• Problem details: Find every line in the records below that contains the word "this", and copy each such line.

• Excerpted records:
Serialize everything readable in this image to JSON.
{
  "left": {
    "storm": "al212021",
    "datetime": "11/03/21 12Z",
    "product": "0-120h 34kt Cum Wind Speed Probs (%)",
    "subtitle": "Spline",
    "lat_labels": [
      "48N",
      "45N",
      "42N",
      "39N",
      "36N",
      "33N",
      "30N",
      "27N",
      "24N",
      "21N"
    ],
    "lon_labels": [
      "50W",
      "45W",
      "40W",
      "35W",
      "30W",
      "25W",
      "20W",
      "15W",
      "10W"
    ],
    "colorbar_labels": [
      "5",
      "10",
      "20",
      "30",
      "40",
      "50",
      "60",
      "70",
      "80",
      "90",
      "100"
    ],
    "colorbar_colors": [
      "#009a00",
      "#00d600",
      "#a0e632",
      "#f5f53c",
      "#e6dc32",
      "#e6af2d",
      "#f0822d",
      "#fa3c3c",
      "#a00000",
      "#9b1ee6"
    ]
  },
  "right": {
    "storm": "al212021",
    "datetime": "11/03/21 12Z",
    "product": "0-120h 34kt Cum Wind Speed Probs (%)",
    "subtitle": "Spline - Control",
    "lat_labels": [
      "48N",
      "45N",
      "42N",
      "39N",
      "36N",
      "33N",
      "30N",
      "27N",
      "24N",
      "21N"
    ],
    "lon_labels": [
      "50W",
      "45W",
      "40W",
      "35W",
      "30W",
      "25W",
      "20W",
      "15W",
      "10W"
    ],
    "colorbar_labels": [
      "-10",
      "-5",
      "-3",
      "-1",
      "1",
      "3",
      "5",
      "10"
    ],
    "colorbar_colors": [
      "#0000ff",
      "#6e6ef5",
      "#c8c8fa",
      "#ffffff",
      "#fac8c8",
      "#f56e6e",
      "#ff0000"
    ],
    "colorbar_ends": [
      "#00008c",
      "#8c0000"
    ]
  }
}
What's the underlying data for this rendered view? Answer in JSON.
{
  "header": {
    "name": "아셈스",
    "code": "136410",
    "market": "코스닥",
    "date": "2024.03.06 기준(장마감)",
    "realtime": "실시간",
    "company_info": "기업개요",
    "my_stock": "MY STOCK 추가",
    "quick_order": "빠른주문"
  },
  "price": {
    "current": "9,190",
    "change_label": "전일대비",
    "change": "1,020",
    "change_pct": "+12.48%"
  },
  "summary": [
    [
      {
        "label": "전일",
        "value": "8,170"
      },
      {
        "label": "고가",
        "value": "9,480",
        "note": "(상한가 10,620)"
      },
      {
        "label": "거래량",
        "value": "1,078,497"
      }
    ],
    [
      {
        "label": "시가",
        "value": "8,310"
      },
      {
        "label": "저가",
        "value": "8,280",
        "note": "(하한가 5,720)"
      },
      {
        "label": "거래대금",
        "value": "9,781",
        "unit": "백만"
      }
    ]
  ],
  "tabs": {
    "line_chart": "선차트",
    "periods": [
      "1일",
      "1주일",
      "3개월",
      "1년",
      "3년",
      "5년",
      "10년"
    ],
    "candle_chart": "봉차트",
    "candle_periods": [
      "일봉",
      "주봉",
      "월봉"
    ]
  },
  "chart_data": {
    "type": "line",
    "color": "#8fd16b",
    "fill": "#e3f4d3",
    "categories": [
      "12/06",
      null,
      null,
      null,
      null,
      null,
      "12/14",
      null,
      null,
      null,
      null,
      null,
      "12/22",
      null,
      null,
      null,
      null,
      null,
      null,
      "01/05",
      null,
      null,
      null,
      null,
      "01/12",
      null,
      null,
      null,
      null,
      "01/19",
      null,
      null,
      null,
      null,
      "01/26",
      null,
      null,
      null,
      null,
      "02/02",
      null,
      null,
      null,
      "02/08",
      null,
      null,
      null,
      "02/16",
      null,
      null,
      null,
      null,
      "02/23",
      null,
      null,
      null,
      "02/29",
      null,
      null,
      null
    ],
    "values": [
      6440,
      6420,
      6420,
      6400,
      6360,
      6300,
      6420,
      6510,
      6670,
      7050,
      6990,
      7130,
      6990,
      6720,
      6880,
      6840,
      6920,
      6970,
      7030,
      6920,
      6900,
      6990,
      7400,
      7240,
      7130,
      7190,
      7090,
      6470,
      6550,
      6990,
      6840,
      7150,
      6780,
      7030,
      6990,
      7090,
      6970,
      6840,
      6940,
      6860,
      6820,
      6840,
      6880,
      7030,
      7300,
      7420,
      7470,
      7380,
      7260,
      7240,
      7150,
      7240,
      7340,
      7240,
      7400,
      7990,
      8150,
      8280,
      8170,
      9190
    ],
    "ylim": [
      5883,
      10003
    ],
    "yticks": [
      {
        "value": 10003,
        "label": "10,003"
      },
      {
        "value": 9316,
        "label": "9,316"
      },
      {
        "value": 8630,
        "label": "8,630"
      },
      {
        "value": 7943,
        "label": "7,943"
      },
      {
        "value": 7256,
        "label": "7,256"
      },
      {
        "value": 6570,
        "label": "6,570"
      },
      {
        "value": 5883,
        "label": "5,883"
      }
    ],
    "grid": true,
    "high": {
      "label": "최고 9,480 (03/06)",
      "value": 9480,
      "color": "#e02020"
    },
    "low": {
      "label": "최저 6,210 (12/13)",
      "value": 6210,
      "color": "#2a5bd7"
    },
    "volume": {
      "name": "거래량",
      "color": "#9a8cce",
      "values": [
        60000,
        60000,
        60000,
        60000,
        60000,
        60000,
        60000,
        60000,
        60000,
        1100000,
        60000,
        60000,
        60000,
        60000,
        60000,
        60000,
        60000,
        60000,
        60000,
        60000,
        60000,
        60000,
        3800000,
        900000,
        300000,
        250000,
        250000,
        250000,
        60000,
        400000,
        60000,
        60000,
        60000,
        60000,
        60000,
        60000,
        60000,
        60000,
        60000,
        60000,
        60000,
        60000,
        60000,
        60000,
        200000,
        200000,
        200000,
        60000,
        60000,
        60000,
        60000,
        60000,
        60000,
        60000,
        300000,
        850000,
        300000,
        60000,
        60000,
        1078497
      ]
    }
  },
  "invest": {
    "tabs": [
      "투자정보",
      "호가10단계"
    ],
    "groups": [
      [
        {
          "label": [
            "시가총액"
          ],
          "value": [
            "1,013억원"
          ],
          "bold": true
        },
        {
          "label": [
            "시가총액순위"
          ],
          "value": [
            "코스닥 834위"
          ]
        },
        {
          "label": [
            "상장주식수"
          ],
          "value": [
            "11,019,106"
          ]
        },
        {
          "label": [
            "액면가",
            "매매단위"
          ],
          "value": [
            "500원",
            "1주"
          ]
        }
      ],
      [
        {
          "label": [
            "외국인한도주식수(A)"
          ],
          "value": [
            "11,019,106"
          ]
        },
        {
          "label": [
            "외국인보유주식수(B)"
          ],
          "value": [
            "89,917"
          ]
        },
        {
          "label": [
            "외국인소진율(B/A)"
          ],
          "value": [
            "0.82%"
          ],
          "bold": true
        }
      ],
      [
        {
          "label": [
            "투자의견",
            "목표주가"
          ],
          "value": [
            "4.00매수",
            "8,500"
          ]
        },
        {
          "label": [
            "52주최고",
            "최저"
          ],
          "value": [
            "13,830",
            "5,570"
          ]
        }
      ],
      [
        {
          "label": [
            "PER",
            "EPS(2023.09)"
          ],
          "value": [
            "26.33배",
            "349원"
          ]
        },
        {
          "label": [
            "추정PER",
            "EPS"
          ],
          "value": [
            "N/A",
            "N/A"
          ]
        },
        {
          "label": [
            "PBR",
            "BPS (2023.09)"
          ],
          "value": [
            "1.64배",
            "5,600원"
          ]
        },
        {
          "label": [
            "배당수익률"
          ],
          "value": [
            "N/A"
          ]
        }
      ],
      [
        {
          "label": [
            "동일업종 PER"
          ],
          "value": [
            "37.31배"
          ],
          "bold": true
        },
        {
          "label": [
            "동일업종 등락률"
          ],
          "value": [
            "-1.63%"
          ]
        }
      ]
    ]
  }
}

• Exercise solution:
Serialize everything readable in this image to JSON.
What's the underlying data for this rendered view? Answer in JSON.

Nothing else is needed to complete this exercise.